Work instructions:
Quote, verbatim, all material below, without pictures.
******************************
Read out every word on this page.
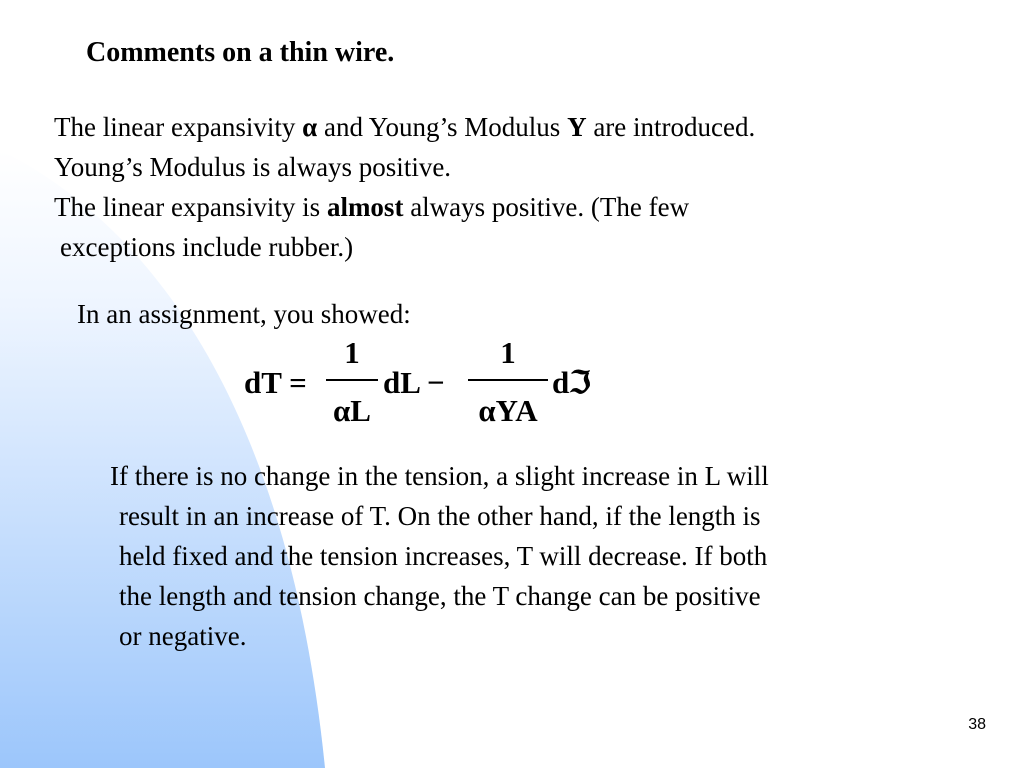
Comments on a thin wire.
The linear expansivity α and Young’s Modulus Y are introduced.
Young’s Modulus is always positive.
The linear expansivity is almost always positive. (The few
exceptions include rubber.)

In an assignment, you showed:

dT =
1
αL
dL −
1
αYA
dℑ
If there is no change in the tension, a slight increase in L will
result in an increase of T. On the other hand, if the length is
held fixed and the tension increases, T will decrease. If both
the length and tension change, the T change can be positive
or negative.
38
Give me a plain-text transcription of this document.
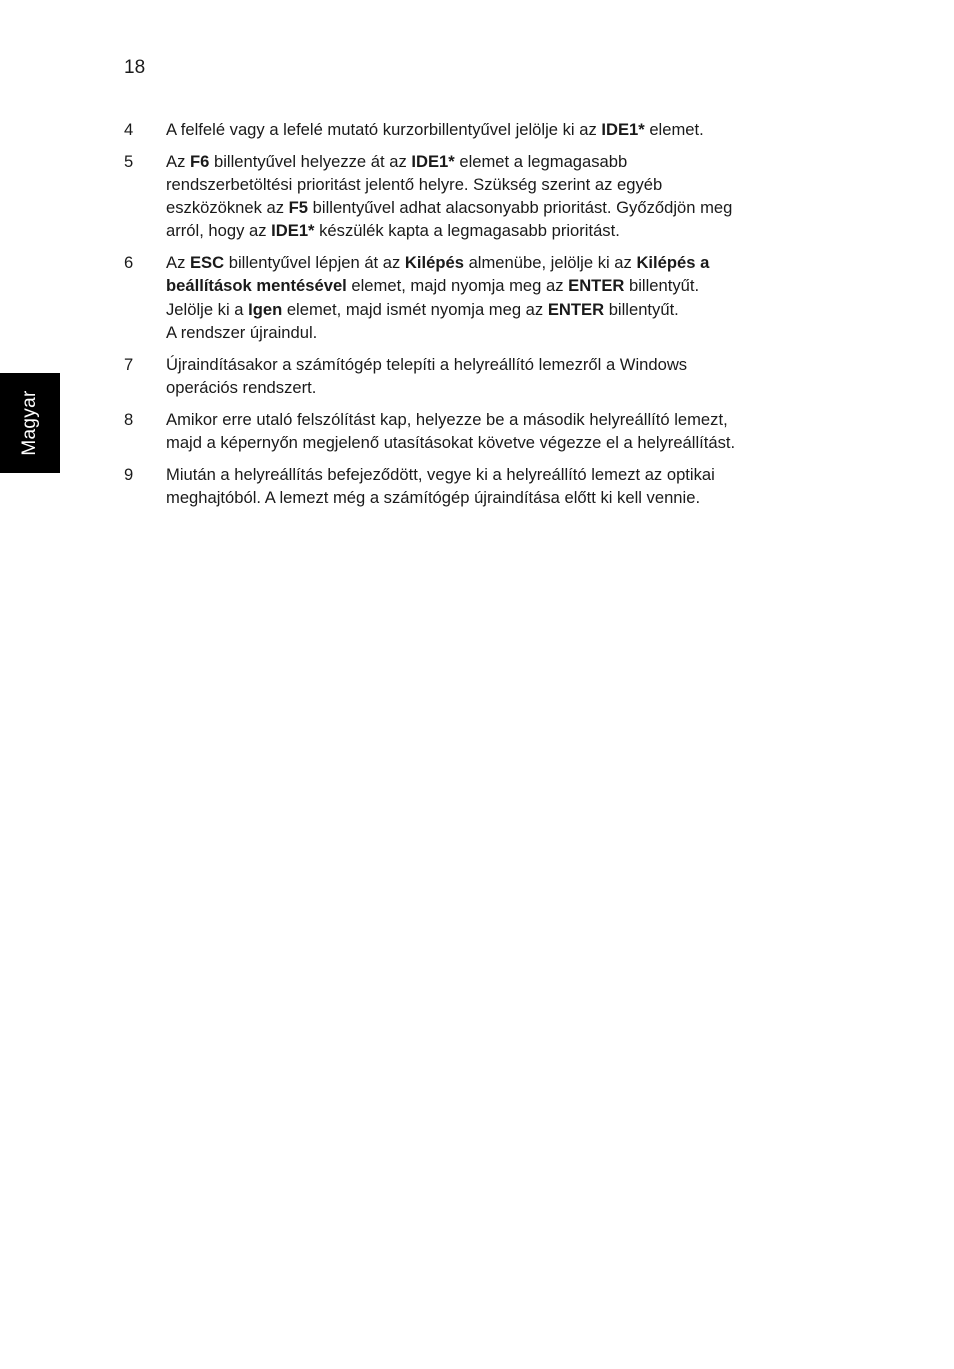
18
Magyar
4	A felfelé vagy a lefelé mutató kurzorbillentyűvel jelölje ki az IDE1* elemet.
5	Az F6 billentyűvel helyezze át az IDE1* elemet a legmagasabb
rendszerbetöltési prioritást jelentő helyre. Szükség szerint az egyéb
eszközöknek az F5 billentyűvel adhat alacsonyabb prioritást. Győződjön meg
arról, hogy az IDE1* készülék kapta a legmagasabb prioritást.
6	Az ESC billentyűvel lépjen át az Kilépés almenübe, jelölje ki az Kilépés a
beállítások mentésével elemet, majd nyomja meg az ENTER billentyűt.
Jelölje ki a Igen elemet, majd ismét nyomja meg az ENTER billentyűt.
A rendszer újraindul.
7	Újraindításakor a számítógép telepíti a helyreállító lemezről a Windows
operációs rendszert.
8	Amikor erre utaló felszólítást kap, helyezze be a második helyreállító lemezt,
majd a képernyőn megjelenő utasításokat követve végezze el a helyreállítást.
9	Miután a helyreállítás befejeződött, vegye ki a helyreállító lemezt az optikai
meghajtóból. A lemezt még a számítógép újraindítása előtt ki kell vennie.
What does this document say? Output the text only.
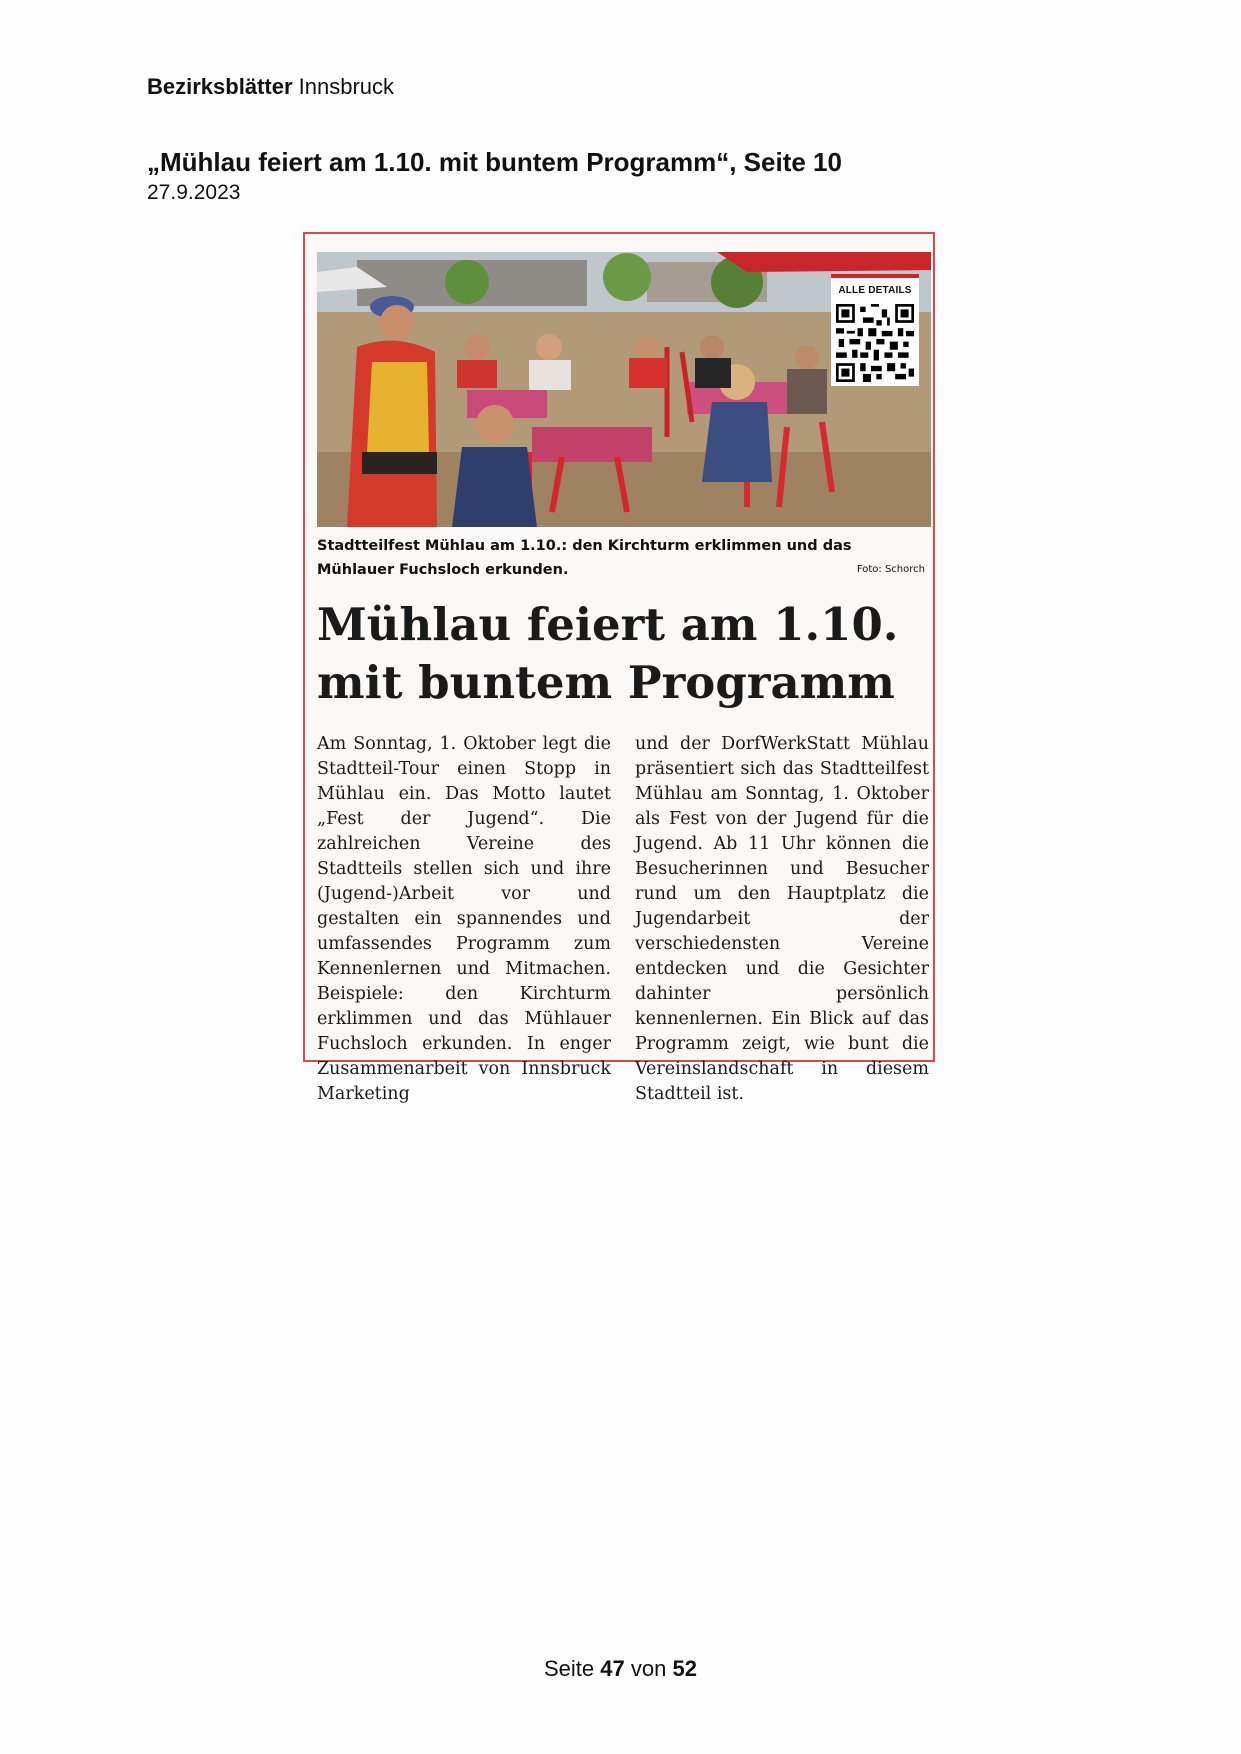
Bezirksblätter Innsbruck
„Mühlau feiert am 1.10. mit buntem Programm“, Seite 10
27.9.2023
ALLE DETAILS
Stadtteilfest Mühlau am 1.10.: den Kirchturm erklimmen und das Mühlauer Fuchsloch erkunden.	Foto: Schorch
Mühlau feiert am 1.10. mit buntem Programm
Am Sonntag, 1. Oktober legt die Stadtteil-Tour einen Stopp in Mühlau ein. Das Motto lautet „Fest der Jugend“. Die zahlreichen Vereine des Stadtteils stellen sich und ihre (Jugend-)Arbeit vor und gestalten ein spannendes und umfassendes Programm zum Kennenlernen und Mitmachen. Beispiele: den Kirchturm erklimmen und das Mühlauer Fuchsloch erkunden. In enger Zusammenarbeit von Innsbruck Marketing
und der DorfWerkStatt Mühlau präsentiert sich das Stadtteilfest Mühlau am Sonntag, 1. Oktober als Fest von der Jugend für die Jugend. Ab 11 Uhr können die Besucherinnen und Besucher rund um den Hauptplatz die Jugendarbeit der verschiedensten Vereine entdecken und die Gesichter dahinter persönlich kennenlernen. Ein Blick auf das Programm zeigt, wie bunt die Vereinslandschaft in diesem Stadtteil ist.
Seite 47 von 52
******************************
Result:
Read out every word on this page.
Comments on a thin wire.
The linear expansivity α and Young’s Modulus Y are introduced.
Young’s Modulus is always positive.
The linear expansivity is almost always positive. (The few
exceptions include rubber.)

In an assignment, you showed:

dT =
1
αL
dL −
1
αYA
dℑ
If there is no change in the tension, a slight increase in L will
result in an increase of T. On the other hand, if the length is
held fixed and the tension increases, T will decrease. If both
the length and tension change, the T change can be positive
or negative.
38
Give me a plain-text transcription of this document.
18
Magyar
4	A felfelé vagy a lefelé mutató kurzorbillentyűvel jelölje ki az IDE1* elemet.
5	Az F6 billentyűvel helyezze át az IDE1* elemet a legmagasabb
rendszerbetöltési prioritást jelentő helyre. Szükség szerint az egyéb
eszközöknek az F5 billentyűvel adhat alacsonyabb prioritást. Győződjön meg
arról, hogy az IDE1* készülék kapta a legmagasabb prioritást.
6	Az ESC billentyűvel lépjen át az Kilépés almenübe, jelölje ki az Kilépés a
beállítások mentésével elemet, majd nyomja meg az ENTER billentyűt.
Jelölje ki a Igen elemet, majd ismét nyomja meg az ENTER billentyűt.
A rendszer újraindul.
7	Újraindításakor a számítógép telepíti a helyreállító lemezről a Windows
operációs rendszert.
8	Amikor erre utaló felszólítást kap, helyezze be a második helyreállító lemezt,
majd a képernyőn megjelenő utasításokat követve végezze el a helyreállítást.
9	Miután a helyreállítás befejeződött, vegye ki a helyreállító lemezt az optikai
meghajtóból. A lemezt még a számítógép újraindítása előtt ki kell vennie.
What does this document say? Output the text only.
Bezirksblätter Innsbruck
„Mühlau feiert am 1.10. mit buntem Programm“, Seite 10
27.9.2023
ALLE DETAILS
Stadtteilfest Mühlau am 1.10.: den Kirchturm erklimmen und das Mühlauer Fuchsloch erkunden.	Foto: Schorch
Mühlau feiert am 1.10. mit buntem Programm
Am Sonntag, 1. Oktober legt die Stadtteil-Tour einen Stopp in Mühlau ein. Das Motto lautet „Fest der Jugend“. Die zahlreichen Vereine des Stadtteils stellen sich und ihre (Jugend-)Arbeit vor und gestalten ein spannendes und umfassendes Programm zum Kennenlernen und Mitmachen. Beispiele: den Kirchturm erklimmen und das Mühlauer Fuchsloch erkunden. In enger Zusammenarbeit von Innsbruck Marketing
und der DorfWerkStatt Mühlau präsentiert sich das Stadtteilfest Mühlau am Sonntag, 1. Oktober als Fest von der Jugend für die Jugend. Ab 11 Uhr können die Besucherinnen und Besucher rund um den Hauptplatz die Jugendarbeit der verschiedensten Vereine entdecken und die Gesichter dahinter persönlich kennenlernen. Ein Blick auf das Programm zeigt, wie bunt die Vereinslandschaft in diesem Stadtteil ist.
Seite 47 von 52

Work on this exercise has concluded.